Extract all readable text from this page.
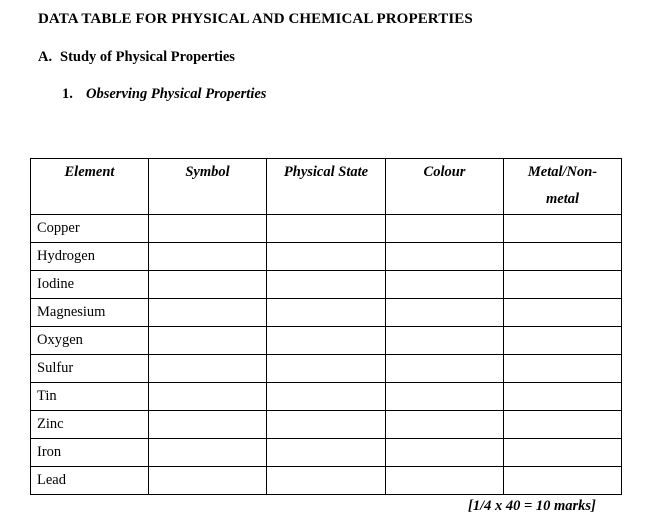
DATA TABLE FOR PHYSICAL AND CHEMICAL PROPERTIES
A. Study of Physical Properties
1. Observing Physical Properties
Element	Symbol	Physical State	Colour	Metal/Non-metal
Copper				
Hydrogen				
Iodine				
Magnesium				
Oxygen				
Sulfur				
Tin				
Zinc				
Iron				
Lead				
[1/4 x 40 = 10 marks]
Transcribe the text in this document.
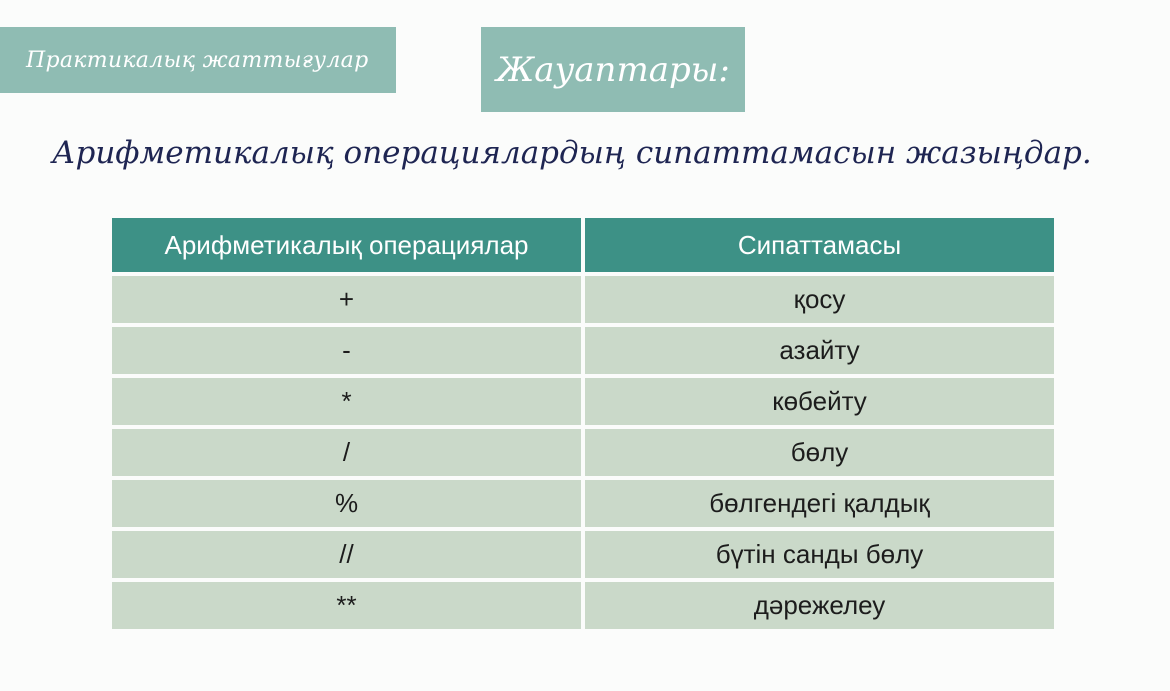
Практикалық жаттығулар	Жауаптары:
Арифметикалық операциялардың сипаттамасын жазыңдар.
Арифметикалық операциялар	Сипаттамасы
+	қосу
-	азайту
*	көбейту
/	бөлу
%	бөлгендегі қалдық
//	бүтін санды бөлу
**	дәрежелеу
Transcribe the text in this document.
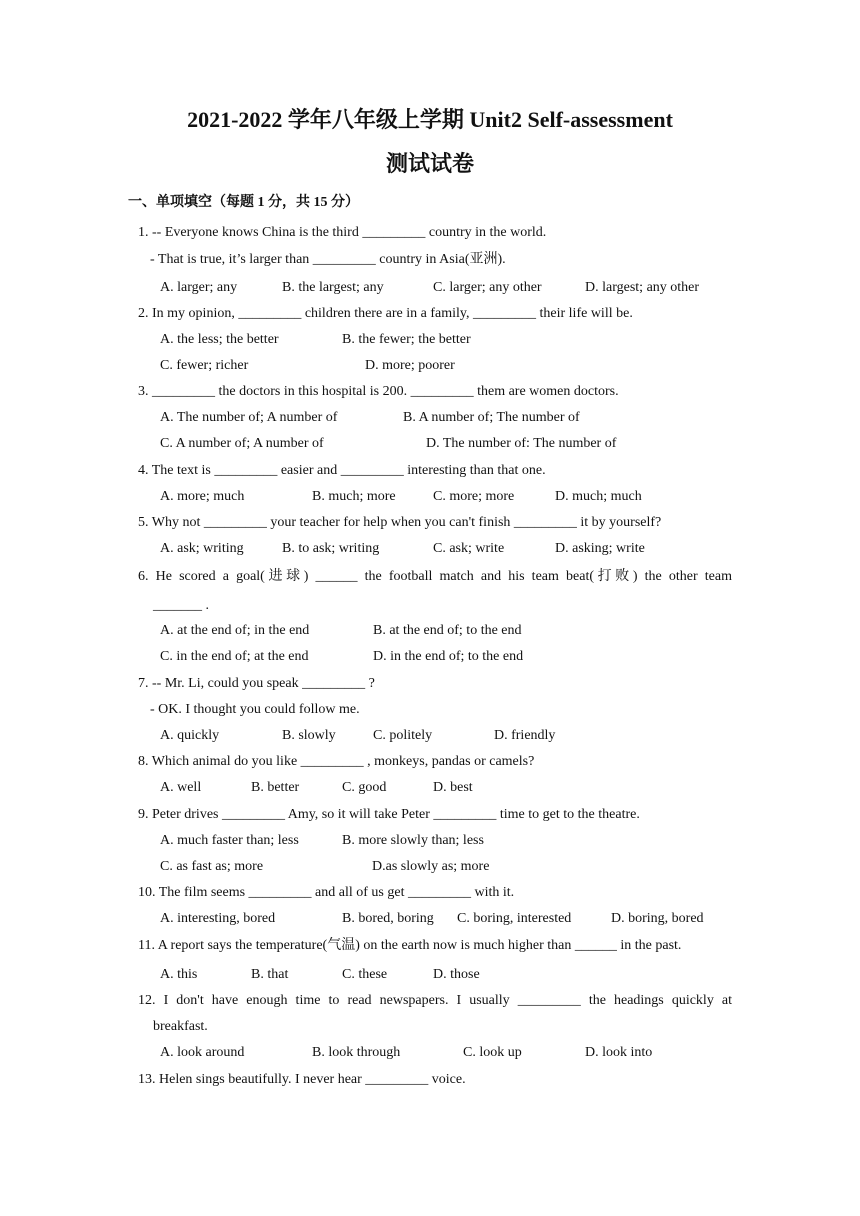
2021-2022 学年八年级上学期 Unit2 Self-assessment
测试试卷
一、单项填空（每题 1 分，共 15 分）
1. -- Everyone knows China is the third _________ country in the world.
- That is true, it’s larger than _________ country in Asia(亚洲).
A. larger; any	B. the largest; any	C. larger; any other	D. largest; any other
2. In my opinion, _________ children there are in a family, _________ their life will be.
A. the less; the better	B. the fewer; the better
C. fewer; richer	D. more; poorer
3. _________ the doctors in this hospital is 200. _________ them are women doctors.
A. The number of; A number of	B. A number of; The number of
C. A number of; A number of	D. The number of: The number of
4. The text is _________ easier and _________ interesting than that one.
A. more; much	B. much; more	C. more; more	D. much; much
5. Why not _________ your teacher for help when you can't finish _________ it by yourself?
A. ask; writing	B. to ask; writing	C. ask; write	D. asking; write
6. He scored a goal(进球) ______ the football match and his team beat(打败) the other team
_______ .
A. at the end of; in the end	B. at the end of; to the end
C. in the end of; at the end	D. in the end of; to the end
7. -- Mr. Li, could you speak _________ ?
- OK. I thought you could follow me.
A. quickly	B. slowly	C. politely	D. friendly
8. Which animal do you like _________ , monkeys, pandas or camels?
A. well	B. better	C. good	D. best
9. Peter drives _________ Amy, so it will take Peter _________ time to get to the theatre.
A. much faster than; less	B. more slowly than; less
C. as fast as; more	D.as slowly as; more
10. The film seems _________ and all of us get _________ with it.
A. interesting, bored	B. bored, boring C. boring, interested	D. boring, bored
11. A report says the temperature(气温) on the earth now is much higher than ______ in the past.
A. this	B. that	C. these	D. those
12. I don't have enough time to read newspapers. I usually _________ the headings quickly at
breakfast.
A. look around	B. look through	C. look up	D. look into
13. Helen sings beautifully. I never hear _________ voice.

* * *

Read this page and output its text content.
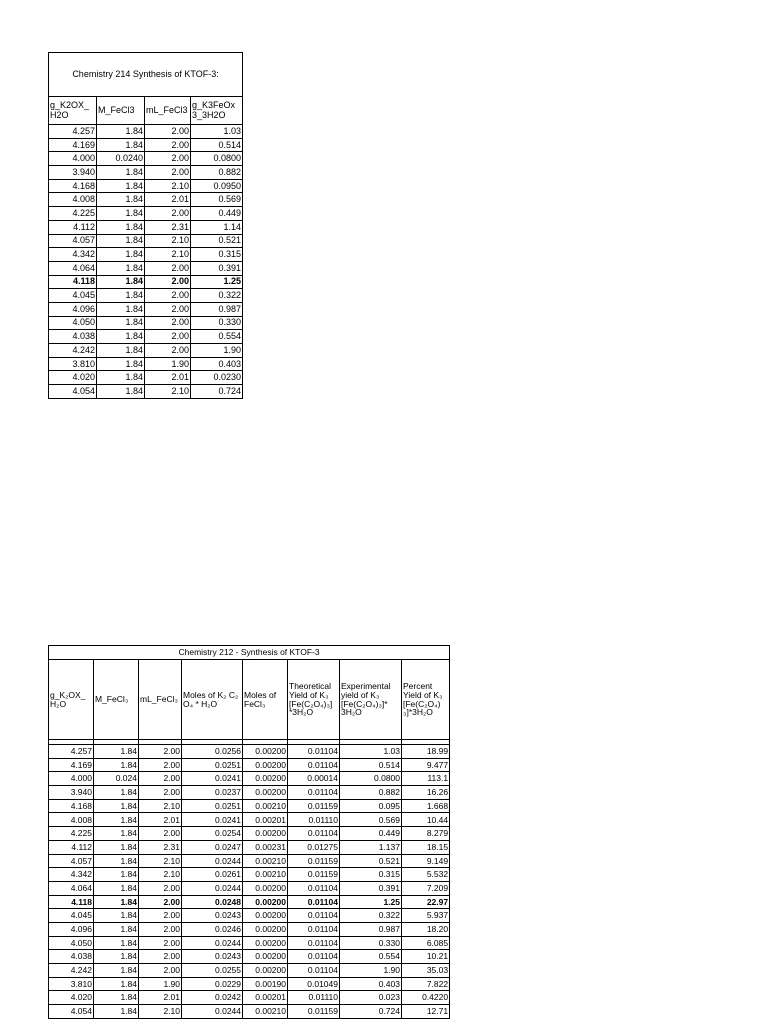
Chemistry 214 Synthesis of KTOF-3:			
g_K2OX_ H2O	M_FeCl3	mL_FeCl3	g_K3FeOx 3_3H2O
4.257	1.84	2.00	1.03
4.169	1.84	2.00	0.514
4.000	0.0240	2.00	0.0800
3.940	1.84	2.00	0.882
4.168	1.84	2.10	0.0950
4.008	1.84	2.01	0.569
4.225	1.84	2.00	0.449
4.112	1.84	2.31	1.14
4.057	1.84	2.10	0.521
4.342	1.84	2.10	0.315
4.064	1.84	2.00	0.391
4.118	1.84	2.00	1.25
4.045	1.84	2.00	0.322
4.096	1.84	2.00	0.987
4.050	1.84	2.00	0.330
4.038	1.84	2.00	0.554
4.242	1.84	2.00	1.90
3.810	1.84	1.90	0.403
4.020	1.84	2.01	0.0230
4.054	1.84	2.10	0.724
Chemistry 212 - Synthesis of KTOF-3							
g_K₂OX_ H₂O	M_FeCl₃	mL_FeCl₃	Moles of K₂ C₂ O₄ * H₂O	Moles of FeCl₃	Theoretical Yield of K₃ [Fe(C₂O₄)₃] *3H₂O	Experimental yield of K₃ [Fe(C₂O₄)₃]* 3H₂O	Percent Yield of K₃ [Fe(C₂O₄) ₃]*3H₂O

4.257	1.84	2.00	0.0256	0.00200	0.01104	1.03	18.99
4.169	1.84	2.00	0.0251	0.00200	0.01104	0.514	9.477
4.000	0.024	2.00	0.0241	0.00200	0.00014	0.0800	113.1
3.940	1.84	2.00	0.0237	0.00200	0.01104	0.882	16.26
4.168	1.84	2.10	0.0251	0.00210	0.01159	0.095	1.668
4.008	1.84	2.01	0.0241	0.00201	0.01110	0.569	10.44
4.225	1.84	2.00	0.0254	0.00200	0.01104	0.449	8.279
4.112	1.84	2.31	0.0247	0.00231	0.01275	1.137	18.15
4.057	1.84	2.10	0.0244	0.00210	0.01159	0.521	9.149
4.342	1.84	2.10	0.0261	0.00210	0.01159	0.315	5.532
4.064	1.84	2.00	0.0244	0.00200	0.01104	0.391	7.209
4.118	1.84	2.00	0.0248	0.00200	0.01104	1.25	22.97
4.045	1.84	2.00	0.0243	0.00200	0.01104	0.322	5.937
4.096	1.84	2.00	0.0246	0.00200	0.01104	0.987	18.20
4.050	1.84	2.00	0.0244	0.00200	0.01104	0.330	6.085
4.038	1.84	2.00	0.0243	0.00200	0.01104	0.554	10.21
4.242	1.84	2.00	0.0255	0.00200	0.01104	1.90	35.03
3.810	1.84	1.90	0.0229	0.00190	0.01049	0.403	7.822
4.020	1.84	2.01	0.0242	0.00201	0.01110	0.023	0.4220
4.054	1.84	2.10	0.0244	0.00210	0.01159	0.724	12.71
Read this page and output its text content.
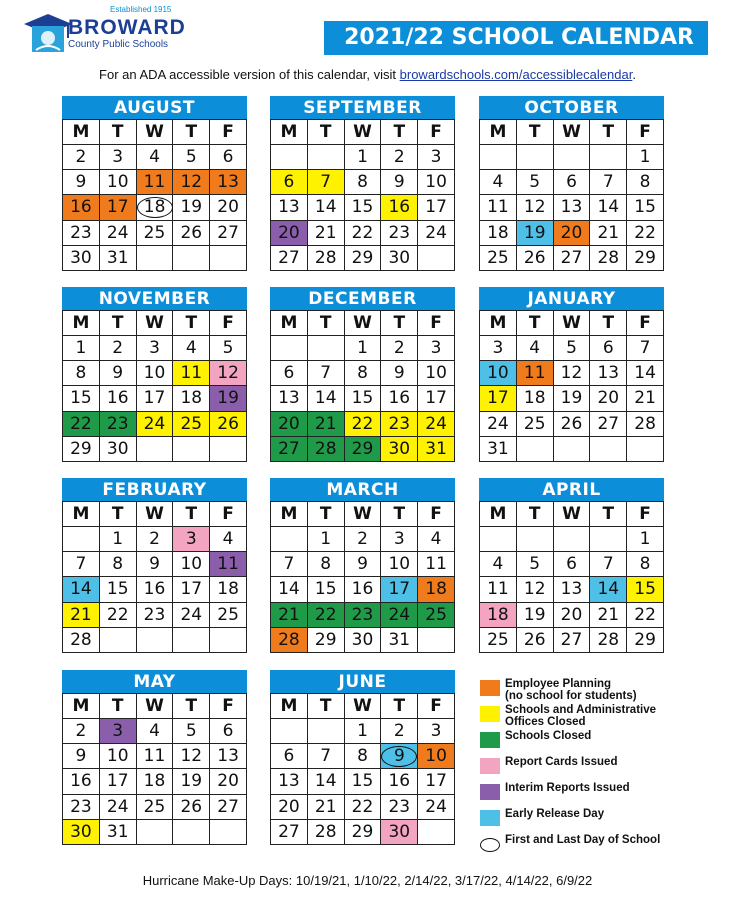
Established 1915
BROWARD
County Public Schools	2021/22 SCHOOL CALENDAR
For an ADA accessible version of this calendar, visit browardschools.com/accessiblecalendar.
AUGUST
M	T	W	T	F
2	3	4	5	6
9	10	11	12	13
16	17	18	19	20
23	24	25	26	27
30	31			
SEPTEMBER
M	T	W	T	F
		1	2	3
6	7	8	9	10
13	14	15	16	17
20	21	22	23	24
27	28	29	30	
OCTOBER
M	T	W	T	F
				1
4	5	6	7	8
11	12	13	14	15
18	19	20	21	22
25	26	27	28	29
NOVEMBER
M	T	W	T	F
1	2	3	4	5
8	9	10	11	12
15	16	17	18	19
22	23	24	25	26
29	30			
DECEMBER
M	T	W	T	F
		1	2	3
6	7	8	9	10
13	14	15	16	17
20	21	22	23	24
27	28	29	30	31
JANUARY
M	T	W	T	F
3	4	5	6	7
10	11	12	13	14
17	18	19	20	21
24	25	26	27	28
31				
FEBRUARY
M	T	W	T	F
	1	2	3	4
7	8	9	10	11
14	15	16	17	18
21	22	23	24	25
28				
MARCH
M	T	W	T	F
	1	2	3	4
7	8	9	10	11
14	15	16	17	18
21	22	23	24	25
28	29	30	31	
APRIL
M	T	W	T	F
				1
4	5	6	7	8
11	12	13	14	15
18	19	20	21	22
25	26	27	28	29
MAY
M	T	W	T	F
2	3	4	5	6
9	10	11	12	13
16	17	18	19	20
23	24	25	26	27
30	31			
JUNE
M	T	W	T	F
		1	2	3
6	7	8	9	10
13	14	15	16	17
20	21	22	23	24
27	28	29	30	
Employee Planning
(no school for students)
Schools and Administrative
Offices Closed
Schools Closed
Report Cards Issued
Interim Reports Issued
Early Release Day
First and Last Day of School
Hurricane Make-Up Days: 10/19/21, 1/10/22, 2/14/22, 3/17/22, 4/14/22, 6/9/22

==

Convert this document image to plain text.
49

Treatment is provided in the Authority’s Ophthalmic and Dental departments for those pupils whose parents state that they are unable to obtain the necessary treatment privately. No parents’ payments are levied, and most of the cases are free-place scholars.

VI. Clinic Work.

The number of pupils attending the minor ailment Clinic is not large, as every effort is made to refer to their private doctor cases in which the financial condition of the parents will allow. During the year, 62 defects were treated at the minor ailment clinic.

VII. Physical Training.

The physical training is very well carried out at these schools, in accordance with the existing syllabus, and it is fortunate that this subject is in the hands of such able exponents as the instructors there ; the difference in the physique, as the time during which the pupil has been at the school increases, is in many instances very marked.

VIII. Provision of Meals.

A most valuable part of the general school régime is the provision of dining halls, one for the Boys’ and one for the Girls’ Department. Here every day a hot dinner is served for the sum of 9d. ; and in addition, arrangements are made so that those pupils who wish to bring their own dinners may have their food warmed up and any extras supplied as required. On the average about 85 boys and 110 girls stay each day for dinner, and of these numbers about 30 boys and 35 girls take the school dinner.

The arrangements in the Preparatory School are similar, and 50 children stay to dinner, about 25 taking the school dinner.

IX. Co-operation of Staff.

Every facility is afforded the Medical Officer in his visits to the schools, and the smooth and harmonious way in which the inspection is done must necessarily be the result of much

> **The exercise**
Look through the data above. Find each line with the string "will" and copy it.

> **Solution**
2. In my opinion, _________ children there are in a family, _________ their life will be.
9. Peter drives _________ Amy, so it will take Peter _________ time to get to the theatre.
The number of pupils attending the minor ailment Clinic is not large, as every effort is made to refer to their private doctor cases in which the financial condition of the parents will allow. During the year, 62 defects were treated at the minor ailment clinic.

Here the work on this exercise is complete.